Work to do:
Pull every line with the word "title" out of the entries below.

Source material:
-- begin --
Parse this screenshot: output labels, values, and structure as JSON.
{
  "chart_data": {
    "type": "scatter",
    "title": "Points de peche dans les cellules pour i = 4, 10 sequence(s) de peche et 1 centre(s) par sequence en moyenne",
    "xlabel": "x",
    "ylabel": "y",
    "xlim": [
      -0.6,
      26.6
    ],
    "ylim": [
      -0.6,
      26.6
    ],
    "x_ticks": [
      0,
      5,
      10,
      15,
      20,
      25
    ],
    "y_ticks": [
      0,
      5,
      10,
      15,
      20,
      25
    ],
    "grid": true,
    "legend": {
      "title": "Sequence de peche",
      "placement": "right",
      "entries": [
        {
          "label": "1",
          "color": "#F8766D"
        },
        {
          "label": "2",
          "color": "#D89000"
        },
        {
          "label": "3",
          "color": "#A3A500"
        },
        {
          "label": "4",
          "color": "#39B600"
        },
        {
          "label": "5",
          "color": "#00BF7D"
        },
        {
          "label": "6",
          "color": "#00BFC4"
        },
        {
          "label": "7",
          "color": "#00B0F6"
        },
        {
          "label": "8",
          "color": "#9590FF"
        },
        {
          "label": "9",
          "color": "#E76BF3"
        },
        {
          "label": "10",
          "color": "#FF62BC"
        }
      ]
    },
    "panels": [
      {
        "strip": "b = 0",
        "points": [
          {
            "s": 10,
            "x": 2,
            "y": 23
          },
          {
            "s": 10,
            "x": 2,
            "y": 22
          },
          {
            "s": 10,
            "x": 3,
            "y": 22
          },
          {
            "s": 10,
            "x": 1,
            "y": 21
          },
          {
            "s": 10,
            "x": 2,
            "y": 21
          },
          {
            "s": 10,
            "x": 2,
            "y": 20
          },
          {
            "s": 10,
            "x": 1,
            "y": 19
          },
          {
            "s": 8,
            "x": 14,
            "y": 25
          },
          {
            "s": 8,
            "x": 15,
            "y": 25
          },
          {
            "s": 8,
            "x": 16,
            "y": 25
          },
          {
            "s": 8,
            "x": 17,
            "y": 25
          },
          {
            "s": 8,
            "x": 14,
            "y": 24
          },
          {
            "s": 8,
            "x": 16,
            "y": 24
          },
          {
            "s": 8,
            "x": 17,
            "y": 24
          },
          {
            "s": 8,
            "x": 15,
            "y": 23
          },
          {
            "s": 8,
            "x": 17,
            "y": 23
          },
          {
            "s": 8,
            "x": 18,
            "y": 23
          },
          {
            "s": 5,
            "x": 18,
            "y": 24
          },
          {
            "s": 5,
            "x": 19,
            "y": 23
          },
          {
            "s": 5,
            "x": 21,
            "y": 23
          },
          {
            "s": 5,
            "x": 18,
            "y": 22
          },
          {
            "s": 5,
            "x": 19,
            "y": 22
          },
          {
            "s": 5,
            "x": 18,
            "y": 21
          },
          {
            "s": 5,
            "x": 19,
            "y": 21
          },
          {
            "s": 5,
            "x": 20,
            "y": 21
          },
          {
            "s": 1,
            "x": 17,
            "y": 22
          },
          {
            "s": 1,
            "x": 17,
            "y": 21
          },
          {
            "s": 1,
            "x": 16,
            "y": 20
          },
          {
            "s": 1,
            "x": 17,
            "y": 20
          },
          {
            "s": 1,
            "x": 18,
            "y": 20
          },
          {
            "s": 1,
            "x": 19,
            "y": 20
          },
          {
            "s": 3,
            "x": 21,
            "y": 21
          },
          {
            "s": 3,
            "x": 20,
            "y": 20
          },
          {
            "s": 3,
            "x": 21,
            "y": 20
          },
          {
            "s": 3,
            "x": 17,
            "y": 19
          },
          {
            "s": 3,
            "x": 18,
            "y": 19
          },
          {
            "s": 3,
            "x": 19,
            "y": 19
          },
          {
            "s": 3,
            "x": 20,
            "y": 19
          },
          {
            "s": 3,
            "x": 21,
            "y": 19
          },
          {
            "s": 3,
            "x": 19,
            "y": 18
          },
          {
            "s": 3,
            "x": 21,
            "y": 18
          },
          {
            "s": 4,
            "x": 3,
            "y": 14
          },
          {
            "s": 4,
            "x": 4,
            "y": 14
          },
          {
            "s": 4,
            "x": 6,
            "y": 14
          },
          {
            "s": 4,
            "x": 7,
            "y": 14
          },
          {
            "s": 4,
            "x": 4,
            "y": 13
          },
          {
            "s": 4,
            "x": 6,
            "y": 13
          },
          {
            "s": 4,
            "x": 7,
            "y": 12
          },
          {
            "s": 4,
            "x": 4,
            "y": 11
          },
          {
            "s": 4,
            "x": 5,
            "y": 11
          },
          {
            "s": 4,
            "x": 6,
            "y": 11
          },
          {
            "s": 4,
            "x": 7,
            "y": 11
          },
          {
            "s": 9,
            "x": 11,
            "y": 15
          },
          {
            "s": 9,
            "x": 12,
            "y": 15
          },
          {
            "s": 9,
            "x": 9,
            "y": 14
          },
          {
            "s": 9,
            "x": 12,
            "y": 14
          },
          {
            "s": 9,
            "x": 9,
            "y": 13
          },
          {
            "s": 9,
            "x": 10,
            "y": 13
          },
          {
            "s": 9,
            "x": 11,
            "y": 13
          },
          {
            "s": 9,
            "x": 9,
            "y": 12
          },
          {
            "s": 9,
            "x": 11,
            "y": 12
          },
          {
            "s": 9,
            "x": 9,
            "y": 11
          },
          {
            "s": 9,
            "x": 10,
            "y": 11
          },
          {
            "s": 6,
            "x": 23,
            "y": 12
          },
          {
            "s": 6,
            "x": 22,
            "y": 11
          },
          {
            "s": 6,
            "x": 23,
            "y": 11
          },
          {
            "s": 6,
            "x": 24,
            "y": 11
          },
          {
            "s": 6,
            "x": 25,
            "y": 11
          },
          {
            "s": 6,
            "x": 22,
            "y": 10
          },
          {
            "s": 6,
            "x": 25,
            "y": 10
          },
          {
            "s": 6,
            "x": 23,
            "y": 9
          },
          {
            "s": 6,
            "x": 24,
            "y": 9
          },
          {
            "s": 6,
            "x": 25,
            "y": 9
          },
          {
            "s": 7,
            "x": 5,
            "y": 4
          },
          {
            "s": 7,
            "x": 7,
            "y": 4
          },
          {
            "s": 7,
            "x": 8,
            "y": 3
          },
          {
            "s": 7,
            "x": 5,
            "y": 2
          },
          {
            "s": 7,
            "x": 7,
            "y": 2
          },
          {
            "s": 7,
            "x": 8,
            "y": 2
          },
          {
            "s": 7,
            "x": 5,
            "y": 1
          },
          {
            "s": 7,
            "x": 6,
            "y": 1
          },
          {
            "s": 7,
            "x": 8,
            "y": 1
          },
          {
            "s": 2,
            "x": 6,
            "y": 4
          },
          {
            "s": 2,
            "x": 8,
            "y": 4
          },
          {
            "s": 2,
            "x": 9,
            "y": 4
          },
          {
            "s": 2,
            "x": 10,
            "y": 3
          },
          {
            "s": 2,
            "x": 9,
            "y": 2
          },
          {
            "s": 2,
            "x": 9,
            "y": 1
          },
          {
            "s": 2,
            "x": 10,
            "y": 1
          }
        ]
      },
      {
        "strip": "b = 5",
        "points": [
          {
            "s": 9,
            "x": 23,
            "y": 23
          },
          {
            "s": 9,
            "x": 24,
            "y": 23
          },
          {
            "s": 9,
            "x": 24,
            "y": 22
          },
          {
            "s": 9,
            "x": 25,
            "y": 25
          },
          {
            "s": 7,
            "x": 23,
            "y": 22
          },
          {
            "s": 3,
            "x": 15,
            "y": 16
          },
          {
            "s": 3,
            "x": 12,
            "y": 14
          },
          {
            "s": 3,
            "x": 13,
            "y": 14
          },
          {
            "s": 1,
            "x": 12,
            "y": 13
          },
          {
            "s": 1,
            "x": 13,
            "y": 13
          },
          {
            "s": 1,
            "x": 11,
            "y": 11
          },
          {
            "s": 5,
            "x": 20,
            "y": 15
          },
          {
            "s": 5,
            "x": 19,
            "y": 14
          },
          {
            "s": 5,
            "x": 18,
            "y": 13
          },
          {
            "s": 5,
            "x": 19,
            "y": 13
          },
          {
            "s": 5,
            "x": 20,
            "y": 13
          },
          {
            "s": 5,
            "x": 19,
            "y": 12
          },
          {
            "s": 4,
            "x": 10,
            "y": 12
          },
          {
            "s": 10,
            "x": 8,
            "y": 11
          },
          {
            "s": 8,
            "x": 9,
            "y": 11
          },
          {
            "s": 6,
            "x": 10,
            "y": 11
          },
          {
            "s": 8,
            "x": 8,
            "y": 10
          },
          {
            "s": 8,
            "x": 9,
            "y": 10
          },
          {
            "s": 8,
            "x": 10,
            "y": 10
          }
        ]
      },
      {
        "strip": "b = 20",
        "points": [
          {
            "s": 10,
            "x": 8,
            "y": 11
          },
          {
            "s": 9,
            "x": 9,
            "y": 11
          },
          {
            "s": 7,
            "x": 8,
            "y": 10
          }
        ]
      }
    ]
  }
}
-- end --
Exercise response:
    "title": "Points de peche dans les cellules pour i = 4, 10 sequence(s) de peche et 1 centre(s) par sequence en moyenne",
      "title": "Sequence de peche",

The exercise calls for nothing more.